▶ **Data extract**
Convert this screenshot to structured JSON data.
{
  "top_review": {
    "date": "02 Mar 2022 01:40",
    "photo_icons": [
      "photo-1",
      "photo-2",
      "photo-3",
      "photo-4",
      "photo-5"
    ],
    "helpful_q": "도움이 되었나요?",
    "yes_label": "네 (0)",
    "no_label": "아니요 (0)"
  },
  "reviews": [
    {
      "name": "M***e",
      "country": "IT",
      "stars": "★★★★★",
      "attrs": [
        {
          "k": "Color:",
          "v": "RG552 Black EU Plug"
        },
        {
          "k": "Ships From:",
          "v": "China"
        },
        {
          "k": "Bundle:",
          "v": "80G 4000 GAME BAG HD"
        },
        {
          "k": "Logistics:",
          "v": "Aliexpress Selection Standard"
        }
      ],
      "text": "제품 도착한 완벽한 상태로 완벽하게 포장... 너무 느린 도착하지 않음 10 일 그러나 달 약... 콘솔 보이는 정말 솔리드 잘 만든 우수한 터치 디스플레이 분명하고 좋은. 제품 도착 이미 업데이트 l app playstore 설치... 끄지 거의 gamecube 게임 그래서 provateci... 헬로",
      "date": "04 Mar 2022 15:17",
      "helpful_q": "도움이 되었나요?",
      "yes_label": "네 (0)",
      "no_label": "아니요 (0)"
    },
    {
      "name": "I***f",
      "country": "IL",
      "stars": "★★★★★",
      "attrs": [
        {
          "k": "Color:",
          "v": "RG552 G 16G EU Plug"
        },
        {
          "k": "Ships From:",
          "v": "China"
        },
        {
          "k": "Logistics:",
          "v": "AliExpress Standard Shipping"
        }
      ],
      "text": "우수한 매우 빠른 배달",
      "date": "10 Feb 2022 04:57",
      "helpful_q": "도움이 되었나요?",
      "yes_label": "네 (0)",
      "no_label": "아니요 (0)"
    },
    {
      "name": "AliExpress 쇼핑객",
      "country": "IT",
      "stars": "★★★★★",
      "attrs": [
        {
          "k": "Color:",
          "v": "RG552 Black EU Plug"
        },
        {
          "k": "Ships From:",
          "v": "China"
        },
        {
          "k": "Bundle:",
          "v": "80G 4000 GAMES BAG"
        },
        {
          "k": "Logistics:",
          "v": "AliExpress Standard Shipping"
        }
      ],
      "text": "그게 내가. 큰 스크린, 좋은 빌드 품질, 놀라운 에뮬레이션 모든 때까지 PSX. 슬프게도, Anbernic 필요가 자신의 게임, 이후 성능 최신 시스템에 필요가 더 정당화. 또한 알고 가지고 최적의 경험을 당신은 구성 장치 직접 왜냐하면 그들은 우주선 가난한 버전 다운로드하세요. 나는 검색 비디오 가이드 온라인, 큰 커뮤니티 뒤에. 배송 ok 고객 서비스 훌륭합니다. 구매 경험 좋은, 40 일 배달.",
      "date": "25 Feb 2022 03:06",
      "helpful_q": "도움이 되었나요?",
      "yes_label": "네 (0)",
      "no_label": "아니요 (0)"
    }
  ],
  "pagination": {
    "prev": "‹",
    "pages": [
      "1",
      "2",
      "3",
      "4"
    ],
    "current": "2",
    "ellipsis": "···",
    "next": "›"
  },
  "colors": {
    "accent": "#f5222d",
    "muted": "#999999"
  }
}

▶ **Job**
Quote each line above in full, word for word.

▶ **Exercise output**
Convert this screenshot to structured JSON data.
{
  "top_review": {
    "date": "02 Mar 2022 01:40",
    "photo_icons": [
      "photo-1",
      "photo-2",
      "photo-3",
      "photo-4",
      "photo-5"
    ],
    "helpful_q": "도움이 되었나요?",
    "yes_label": "네 (0)",
    "no_label": "아니요 (0)"
  },
  "reviews": [
    {
      "name": "M***e",
      "country": "IT",
      "stars": "★★★★★",
      "attrs": [
        {
          "k": "Color:",
          "v": "RG552 Black EU Plug"
        },
        {
          "k": "Ships From:",
          "v": "China"
        },
        {
          "k": "Bundle:",
          "v": "80G 4000 GAME BAG HD"
        },
        {
          "k": "Logistics:",
          "v": "Aliexpress Selection Standard"
        }
      ],
      "text": "제품 도착한 완벽한 상태로 완벽하게 포장... 너무 느린 도착하지 않음 10 일 그러나 달 약... 콘솔 보이는 정말 솔리드 잘 만든 우수한 터치 디스플레이 분명하고 좋은. 제품 도착 이미 업데이트 l app playstore 설치... 끄지 거의 gamecube 게임 그래서 provateci... 헬로",
      "date": "04 Mar 2022 15:17",
      "helpful_q": "도움이 되었나요?",
      "yes_label": "네 (0)",
      "no_label": "아니요 (0)"
    },
    {
      "name": "I***f",
      "country": "IL",
      "stars": "★★★★★",
      "attrs": [
        {
          "k": "Color:",
          "v": "RG552 G 16G EU Plug"
        },
        {
          "k": "Ships From:",
          "v": "China"
        },
        {
          "k": "Logistics:",
          "v": "AliExpress Standard Shipping"
        }
      ],
      "text": "우수한 매우 빠른 배달",
      "date": "10 Feb 2022 04:57",
      "helpful_q": "도움이 되었나요?",
      "yes_label": "네 (0)",
      "no_label": "아니요 (0)"
    },
    {
      "name": "AliExpress 쇼핑객",
      "country": "IT",
      "stars": "★★★★★",
      "attrs": [
        {
          "k": "Color:",
          "v": "RG552 Black EU Plug"
        },
        {
          "k": "Ships From:",
          "v": "China"
        },
        {
          "k": "Bundle:",
          "v": "80G 4000 GAMES BAG"
        },
        {
          "k": "Logistics:",
          "v": "AliExpress Standard Shipping"
        }
      ],
      "text": "그게 내가. 큰 스크린, 좋은 빌드 품질, 놀라운 에뮬레이션 모든 때까지 PSX. 슬프게도, Anbernic 필요가 자신의 게임, 이후 성능 최신 시스템에 필요가 더 정당화. 또한 알고 가지고 최적의 경험을 당신은 구성 장치 직접 왜냐하면 그들은 우주선 가난한 버전 다운로드하세요. 나는 검색 비디오 가이드 온라인, 큰 커뮤니티 뒤에. 배송 ok 고객 서비스 훌륭합니다. 구매 경험 좋은, 40 일 배달.",
      "date": "25 Feb 2022 03:06",
      "helpful_q": "도움이 되었나요?",
      "yes_label": "네 (0)",
      "no_label": "아니요 (0)"
    }
  ],
  "pagination": {
    "prev": "‹",
    "pages": [
      "1",
      "2",
      "3",
      "4"
    ],
    "current": "2",
    "ellipsis": "···",
    "next": "›"
  },
  "colors": {
    "accent": "#f5222d",
    "muted": "#999999"
  }
}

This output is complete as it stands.